___ TEXT

# Walking between my legs



## Philbert (Dec 29, 2010)

We have the beginnings of a bad habit forming. When I'm walking around in my house, my 6 month old Gracie comes up from behind and before I know it she has wedged her way and is walking between my legs, usually squeaking a toy. 

She just wants to play and wants attention, but I can see this being dangerous for me (or others), plus it's annoying. :no:

I've been stopping, stepping over her to put her back to one side of me, and giving her an "eh eh eh," and otherwise ignoring her, so as not to reward her for doing this. 

We are currently in an intermediate obedience training class and just beginning to learn "heel."

Any other suggestions on how to nip this in the bud?


----------



## LibertyME (Jan 6, 2007)

when you feel her start to nudge her way in... stop fast, squeeze your knees together and don't let her pass through - do all you can not to talk to her or touch her rather just make it matter-of-fact - more like an ooops! Cant get through that way!
Work on her heel work....lots! 
When she figures out that nothing fantastic comes from sneaking between, but lots of good comes from walking to your left...you'll see a big difference.
<Miss Winter was a major leg weaver! ;-) >


----------



## Stretchdrive (Mar 12, 2011)

I train my dogs to do that


----------



## Philbert (Dec 29, 2010)

*Leg hugging*

I'm just afraid she's knock me over one of these days! 

The other thing she does is a "leg hug," which is really cute. Kinda like humping (but no actual humping), she grabs my leg with her forelegs, slides down and hugs my ankle like "don't go! don't go!" I'm trying to figure out how to get her to do it on command, but then stop when I say so.


----------



## JDandBigAm (Aug 25, 2008)

______
___ SUPPLIED INFORMATION

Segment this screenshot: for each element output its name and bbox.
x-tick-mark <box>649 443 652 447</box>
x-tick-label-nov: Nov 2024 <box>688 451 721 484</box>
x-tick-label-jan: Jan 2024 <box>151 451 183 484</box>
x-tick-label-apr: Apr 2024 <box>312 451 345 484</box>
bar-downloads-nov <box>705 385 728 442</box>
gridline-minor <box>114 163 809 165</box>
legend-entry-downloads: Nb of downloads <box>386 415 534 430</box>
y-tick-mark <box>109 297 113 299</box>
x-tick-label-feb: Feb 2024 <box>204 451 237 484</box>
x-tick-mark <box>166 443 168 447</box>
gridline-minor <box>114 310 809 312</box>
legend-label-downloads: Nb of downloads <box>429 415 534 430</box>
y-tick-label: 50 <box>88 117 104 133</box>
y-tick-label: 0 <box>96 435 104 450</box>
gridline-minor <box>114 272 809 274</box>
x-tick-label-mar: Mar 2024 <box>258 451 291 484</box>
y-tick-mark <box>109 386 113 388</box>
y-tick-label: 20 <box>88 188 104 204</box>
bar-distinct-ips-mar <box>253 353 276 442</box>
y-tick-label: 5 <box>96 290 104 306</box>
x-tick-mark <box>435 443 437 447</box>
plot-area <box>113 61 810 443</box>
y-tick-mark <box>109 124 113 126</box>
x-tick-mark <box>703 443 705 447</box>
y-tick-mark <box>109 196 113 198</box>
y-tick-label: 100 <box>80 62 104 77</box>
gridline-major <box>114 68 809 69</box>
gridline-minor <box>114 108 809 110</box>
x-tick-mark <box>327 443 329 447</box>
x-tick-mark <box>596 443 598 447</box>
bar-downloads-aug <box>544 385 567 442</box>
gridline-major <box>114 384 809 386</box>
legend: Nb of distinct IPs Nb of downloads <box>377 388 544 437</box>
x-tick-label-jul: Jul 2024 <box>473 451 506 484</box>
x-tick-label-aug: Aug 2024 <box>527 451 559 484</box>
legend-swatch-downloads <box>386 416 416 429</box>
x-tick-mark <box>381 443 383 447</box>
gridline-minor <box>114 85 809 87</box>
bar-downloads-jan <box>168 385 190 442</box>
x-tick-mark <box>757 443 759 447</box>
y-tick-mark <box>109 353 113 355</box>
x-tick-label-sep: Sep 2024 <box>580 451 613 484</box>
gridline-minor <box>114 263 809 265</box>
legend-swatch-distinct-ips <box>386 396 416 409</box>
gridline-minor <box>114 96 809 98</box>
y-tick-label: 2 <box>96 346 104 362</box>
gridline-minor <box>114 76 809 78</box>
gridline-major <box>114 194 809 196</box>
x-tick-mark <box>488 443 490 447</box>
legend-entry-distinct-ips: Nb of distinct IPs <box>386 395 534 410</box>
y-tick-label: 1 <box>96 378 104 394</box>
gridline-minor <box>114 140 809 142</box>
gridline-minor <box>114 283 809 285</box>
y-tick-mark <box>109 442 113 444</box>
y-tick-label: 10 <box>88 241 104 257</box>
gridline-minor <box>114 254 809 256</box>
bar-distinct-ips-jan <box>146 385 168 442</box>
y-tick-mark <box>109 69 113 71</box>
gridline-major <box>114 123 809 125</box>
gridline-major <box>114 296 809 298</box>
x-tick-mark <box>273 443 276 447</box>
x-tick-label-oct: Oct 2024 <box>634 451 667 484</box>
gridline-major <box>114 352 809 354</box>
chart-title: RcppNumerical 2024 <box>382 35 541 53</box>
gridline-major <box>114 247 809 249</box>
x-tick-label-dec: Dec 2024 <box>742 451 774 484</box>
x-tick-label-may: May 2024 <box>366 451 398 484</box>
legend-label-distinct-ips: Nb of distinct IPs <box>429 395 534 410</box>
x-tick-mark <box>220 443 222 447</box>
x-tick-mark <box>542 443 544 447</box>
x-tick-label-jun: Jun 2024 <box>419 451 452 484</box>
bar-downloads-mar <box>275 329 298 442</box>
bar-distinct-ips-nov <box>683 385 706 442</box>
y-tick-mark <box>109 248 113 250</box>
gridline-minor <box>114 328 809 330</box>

______

**SHORT PROBLEM:**
Update the thread about the puppy walking between her owner's legs, from "I'm just afraid" down to "(Aug 25, 2008)", replacing "ankle" with "calf". The data has no connection to the text.

**FULL RESPONSE:**
I'm just afraid she's knock me over one of these days! 

The other thing she does is a "leg hug," which is really cute. Kinda like humping (but no actual humping), she grabs my leg with her forelegs, slides down and hugs my calf like "don't go! don't go!" I'm trying to figure out how to get her to do it on command, but then stop when I say so.


----------



## JDandBigAm (Aug 25, 2008)